**Record extracts**.

########

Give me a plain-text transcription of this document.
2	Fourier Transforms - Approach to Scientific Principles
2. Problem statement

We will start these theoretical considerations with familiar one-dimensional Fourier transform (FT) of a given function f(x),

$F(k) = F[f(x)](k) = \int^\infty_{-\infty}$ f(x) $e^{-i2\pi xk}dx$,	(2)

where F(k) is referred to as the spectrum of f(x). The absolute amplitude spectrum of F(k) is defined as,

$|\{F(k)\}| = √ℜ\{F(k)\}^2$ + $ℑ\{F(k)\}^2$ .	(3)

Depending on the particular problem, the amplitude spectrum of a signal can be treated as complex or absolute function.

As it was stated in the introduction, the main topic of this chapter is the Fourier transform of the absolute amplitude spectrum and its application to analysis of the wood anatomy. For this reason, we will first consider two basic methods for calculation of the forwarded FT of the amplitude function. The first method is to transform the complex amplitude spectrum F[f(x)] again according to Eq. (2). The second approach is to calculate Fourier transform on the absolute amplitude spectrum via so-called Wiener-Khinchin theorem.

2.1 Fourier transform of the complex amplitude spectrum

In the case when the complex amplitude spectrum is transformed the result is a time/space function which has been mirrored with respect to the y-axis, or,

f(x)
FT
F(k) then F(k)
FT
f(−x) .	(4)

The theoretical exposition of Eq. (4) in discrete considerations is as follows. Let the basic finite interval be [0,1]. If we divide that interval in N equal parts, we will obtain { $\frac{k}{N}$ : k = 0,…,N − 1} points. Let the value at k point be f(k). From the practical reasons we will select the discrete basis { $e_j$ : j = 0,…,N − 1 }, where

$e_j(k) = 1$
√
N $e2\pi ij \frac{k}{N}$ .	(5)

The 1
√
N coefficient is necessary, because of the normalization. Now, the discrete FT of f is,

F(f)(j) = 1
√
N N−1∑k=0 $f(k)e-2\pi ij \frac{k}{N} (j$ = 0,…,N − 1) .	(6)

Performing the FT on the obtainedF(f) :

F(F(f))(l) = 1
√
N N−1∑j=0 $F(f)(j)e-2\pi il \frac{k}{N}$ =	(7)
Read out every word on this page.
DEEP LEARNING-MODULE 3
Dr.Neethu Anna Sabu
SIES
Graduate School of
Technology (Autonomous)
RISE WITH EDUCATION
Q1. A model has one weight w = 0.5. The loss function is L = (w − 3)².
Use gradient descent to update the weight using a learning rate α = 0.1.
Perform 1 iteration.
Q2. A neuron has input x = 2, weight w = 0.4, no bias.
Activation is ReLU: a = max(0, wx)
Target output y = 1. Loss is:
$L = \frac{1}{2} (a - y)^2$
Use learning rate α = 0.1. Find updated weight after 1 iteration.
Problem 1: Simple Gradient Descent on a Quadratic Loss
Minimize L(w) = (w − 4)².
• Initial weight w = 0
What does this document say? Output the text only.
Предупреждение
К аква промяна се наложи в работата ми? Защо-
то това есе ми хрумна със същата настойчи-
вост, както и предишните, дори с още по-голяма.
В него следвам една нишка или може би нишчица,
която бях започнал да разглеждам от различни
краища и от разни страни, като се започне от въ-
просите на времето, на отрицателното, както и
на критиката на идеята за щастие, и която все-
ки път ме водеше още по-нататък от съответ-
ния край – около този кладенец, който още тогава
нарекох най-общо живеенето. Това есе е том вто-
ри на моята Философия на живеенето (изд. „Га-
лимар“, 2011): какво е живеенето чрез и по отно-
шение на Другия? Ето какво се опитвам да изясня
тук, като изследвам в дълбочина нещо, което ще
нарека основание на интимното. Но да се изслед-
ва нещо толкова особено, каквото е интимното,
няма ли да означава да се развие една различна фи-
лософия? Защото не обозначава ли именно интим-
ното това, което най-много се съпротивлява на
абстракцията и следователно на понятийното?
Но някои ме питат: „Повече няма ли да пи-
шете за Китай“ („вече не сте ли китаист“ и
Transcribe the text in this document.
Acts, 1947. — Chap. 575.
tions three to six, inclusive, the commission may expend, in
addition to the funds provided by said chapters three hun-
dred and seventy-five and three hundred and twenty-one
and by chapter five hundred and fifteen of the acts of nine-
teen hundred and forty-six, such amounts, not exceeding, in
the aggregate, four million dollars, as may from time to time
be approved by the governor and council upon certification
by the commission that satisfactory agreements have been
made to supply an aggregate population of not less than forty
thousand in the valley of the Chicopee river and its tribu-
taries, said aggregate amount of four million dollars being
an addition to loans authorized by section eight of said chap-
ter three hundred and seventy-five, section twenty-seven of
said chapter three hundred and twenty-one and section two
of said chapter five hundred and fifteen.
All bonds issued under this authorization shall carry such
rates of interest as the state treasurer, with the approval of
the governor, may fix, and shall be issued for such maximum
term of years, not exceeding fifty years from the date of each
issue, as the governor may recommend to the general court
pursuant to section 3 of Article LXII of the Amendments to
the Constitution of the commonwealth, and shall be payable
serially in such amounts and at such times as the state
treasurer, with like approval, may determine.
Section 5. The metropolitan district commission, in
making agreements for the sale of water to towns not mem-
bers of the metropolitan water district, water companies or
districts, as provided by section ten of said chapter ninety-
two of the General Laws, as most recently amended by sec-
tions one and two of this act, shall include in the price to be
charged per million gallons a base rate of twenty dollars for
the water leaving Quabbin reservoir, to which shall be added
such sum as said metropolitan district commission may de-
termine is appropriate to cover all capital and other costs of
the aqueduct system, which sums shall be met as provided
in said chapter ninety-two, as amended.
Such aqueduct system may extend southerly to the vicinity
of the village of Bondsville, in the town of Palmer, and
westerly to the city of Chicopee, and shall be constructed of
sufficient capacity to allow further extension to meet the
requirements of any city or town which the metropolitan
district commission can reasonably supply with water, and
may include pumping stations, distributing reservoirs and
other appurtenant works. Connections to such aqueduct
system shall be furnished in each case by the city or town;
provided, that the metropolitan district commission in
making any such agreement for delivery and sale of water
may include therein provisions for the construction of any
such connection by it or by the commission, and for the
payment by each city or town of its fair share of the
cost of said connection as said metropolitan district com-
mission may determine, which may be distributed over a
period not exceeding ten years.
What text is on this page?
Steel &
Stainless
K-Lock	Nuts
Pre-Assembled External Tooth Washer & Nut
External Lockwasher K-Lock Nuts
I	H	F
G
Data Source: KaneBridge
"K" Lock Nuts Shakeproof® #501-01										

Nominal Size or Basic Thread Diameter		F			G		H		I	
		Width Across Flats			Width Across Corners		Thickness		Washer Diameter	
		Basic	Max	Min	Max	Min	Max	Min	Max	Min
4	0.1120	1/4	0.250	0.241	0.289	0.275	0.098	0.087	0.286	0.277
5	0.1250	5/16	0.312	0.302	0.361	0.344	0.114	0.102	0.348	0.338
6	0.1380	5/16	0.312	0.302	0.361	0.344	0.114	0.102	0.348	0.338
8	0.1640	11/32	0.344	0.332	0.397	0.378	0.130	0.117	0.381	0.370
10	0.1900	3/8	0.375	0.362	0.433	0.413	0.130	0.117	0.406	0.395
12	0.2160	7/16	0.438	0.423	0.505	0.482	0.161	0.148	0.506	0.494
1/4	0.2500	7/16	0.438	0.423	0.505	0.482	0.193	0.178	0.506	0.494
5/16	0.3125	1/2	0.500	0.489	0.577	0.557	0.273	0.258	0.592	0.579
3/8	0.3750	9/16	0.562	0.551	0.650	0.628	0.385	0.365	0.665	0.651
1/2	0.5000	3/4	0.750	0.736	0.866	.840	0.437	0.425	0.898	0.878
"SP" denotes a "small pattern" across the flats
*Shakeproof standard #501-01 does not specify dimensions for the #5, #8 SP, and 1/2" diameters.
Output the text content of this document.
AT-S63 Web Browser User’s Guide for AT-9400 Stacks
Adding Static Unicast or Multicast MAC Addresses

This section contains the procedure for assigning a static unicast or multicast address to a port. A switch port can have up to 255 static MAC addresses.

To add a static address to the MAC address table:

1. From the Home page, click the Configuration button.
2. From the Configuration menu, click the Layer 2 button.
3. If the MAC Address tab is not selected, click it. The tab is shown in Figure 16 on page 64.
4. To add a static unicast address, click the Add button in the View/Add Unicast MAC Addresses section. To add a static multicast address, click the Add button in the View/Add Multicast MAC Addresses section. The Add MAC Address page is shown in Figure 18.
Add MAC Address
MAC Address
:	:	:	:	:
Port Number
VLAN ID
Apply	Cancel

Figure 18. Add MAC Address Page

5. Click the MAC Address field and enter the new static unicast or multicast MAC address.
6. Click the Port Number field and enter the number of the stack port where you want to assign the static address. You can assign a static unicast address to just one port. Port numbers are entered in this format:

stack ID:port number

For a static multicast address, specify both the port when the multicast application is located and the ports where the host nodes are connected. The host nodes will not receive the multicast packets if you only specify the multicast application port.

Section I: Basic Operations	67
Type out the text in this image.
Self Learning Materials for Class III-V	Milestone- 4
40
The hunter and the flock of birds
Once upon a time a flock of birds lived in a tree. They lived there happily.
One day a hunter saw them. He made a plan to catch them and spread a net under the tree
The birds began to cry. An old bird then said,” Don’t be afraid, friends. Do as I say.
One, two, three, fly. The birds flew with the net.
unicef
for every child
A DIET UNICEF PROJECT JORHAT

########

**Problem details**. From the material above, gather all lines that include the string "issued" and copy them.

**Final result**.
All bonds issued under this authorization shall carry such
the governor, may fix, and shall be issued for such maximum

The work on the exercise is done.